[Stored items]
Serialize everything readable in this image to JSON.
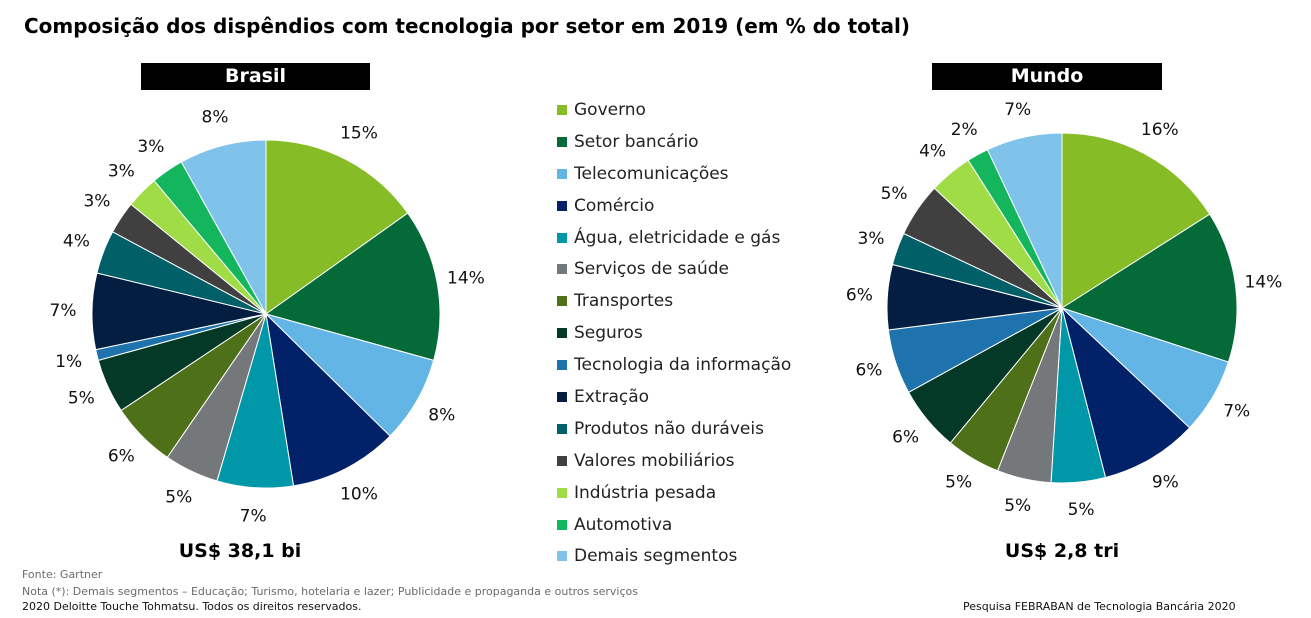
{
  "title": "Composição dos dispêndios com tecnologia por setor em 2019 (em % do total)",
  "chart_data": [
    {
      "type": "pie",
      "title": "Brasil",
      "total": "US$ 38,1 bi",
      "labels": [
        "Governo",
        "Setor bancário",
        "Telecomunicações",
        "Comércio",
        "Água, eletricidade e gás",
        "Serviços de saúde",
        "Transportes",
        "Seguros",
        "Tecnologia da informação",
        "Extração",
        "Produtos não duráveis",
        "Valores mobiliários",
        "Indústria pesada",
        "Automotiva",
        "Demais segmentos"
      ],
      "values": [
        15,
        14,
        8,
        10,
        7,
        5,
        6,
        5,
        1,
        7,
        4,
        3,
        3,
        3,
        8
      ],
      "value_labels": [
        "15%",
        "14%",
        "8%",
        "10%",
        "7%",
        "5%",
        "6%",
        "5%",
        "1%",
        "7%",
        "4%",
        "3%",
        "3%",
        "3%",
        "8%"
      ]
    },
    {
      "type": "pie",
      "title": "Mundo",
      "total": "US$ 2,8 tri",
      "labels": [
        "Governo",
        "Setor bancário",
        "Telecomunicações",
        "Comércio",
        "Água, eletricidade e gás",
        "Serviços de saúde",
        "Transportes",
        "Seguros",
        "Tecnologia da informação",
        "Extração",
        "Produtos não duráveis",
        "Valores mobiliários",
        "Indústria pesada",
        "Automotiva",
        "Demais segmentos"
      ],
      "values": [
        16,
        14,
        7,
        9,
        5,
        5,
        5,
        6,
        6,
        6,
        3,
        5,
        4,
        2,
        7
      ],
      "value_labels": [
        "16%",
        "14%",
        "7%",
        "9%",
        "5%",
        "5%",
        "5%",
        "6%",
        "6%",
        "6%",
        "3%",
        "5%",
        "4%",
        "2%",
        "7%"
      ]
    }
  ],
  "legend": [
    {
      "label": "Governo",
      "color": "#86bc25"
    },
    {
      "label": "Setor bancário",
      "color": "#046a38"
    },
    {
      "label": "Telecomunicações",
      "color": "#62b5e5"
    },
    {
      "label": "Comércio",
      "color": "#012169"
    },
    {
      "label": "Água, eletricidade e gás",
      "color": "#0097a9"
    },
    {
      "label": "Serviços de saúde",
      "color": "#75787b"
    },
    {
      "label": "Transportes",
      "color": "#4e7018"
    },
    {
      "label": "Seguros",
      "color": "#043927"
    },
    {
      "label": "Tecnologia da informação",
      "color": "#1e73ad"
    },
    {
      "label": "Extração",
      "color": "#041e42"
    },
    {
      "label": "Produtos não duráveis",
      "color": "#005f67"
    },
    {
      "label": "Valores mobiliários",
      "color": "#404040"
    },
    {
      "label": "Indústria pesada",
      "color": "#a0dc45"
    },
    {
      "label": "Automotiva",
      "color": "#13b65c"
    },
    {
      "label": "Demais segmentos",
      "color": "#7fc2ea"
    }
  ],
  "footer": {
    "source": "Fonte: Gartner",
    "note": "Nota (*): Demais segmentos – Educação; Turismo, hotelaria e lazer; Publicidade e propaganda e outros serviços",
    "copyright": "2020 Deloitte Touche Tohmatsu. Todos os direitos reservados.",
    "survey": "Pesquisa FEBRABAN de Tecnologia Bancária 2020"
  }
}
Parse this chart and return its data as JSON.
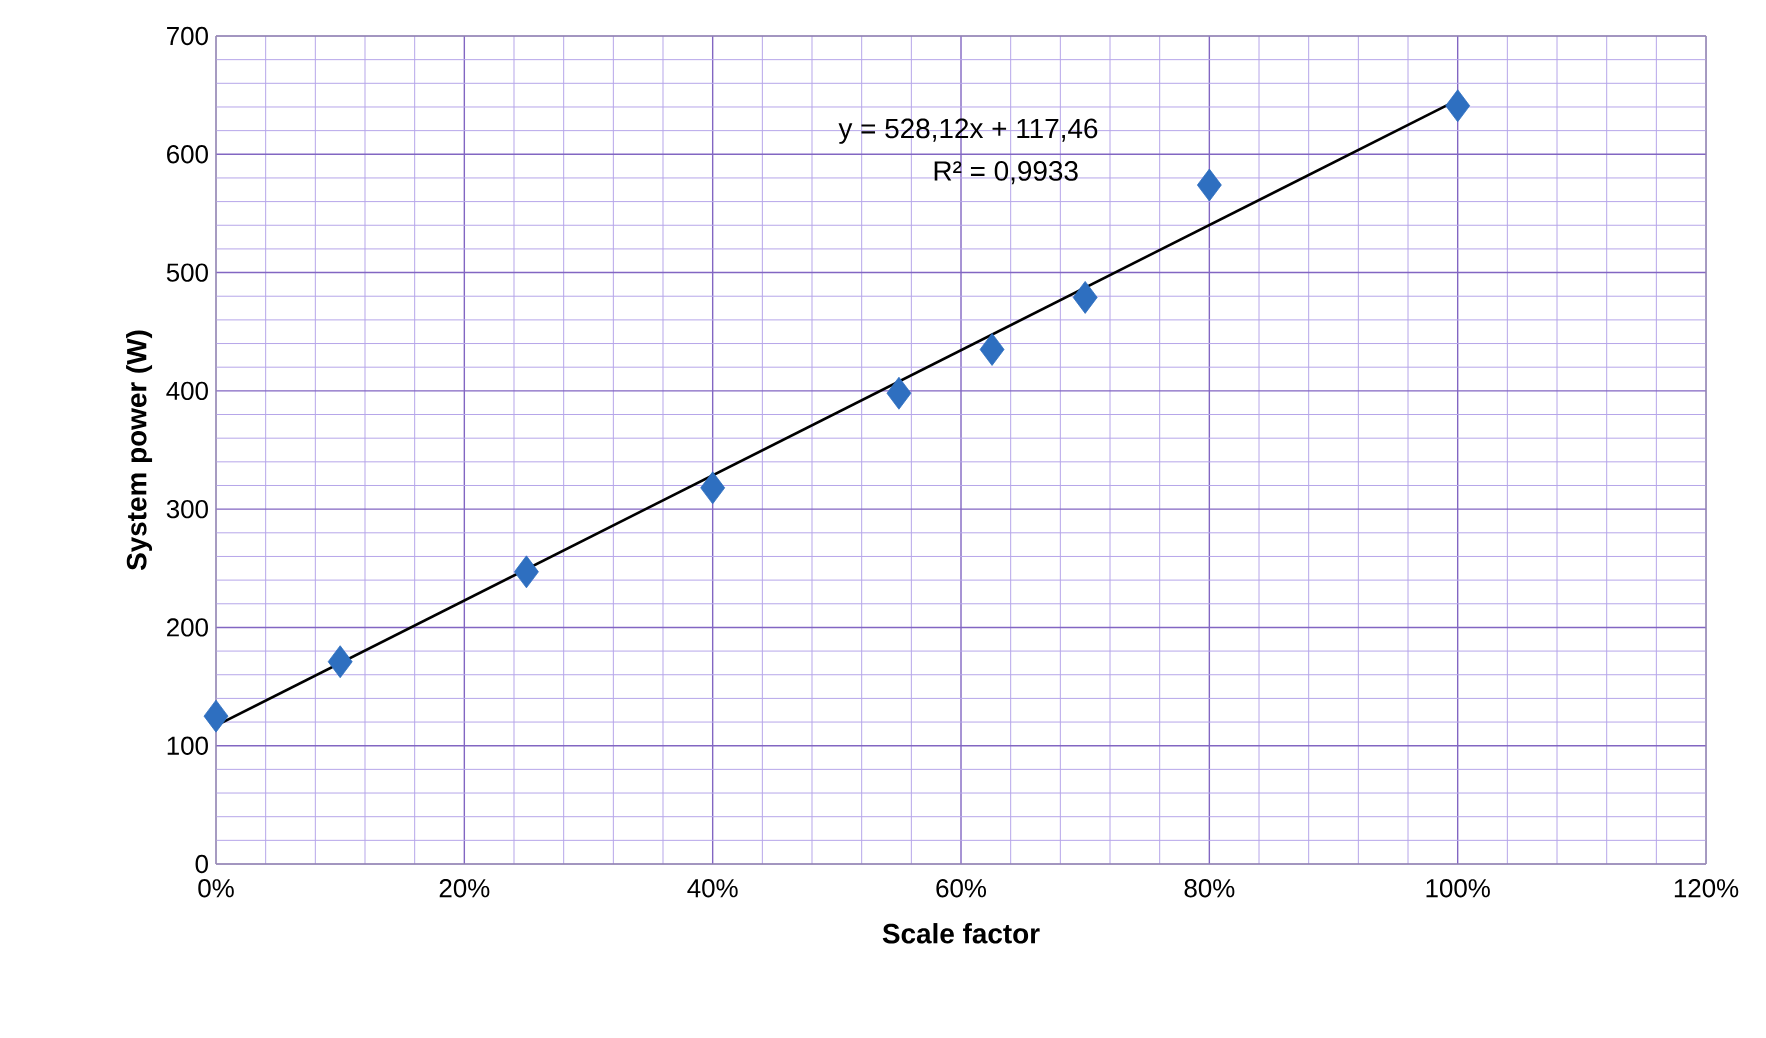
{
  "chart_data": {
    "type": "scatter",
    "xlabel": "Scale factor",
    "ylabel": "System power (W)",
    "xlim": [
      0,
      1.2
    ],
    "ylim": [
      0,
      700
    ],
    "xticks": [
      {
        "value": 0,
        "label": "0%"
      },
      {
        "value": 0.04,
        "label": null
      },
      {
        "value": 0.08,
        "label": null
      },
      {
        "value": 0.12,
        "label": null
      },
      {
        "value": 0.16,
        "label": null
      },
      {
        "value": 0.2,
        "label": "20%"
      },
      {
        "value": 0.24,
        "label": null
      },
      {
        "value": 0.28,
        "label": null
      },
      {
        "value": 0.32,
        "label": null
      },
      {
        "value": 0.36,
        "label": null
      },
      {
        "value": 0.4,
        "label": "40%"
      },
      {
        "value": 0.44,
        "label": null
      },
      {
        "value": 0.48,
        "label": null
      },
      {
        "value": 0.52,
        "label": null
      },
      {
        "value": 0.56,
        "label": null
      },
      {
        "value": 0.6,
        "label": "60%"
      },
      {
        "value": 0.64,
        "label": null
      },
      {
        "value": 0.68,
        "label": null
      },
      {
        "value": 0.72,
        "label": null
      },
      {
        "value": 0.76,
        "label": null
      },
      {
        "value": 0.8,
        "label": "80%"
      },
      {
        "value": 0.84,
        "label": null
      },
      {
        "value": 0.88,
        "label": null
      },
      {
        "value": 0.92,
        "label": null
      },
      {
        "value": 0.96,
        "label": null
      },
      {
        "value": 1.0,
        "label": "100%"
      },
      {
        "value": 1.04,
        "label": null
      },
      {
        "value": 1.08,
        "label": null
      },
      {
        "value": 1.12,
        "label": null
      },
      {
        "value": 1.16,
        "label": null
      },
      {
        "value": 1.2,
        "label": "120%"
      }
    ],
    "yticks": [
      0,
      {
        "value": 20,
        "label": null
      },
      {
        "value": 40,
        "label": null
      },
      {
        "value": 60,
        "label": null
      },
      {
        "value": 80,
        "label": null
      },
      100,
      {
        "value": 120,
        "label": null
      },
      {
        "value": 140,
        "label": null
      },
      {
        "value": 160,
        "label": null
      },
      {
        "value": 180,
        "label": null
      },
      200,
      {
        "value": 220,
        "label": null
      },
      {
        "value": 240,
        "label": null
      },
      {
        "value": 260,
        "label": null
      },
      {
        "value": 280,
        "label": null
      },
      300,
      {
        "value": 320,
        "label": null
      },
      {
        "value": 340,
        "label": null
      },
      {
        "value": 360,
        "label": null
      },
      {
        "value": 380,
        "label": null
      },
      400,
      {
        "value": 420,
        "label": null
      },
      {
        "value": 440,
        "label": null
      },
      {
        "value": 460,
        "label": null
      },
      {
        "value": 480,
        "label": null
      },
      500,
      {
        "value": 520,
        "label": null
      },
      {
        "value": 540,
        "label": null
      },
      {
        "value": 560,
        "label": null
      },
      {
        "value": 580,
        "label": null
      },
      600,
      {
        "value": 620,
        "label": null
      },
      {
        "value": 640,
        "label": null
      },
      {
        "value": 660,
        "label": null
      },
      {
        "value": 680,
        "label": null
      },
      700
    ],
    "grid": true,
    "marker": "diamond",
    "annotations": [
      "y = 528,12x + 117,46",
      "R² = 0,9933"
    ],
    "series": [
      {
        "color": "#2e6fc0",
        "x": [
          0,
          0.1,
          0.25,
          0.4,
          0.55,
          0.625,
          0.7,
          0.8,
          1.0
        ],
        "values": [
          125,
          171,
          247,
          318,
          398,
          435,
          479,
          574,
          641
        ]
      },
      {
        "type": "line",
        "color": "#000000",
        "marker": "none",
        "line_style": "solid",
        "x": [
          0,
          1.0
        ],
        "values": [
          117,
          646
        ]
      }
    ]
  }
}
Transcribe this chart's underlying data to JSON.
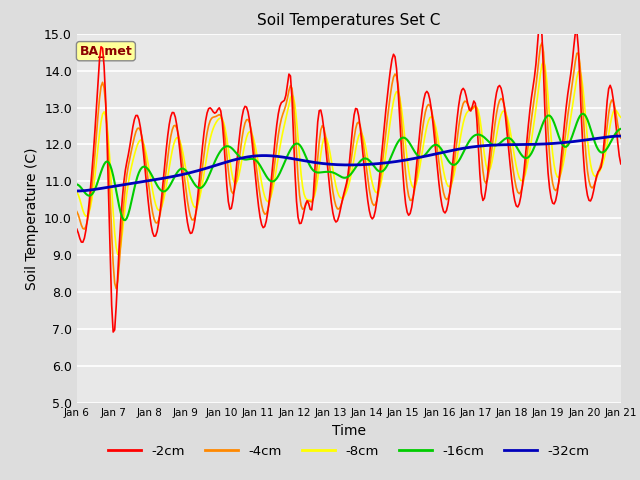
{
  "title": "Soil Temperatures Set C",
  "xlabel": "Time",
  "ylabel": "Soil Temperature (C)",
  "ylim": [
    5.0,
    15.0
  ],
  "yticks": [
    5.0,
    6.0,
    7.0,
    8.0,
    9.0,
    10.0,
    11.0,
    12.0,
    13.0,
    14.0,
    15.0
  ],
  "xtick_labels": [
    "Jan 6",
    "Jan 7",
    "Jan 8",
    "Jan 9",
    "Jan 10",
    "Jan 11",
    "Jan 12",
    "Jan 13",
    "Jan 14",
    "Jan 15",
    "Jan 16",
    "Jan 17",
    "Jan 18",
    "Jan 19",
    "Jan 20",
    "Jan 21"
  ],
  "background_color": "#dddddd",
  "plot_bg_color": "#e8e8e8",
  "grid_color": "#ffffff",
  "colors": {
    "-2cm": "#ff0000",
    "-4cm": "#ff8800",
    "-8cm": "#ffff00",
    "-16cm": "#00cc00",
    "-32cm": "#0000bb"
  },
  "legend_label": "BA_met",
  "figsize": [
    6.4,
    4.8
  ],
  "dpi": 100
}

### Exercise details
Lines containing the string "ylabel" are to be selected and copied.

### Answer to the task
    "ylabel": "System power (W)",
  "ylabel": "Soil Temperature (C)",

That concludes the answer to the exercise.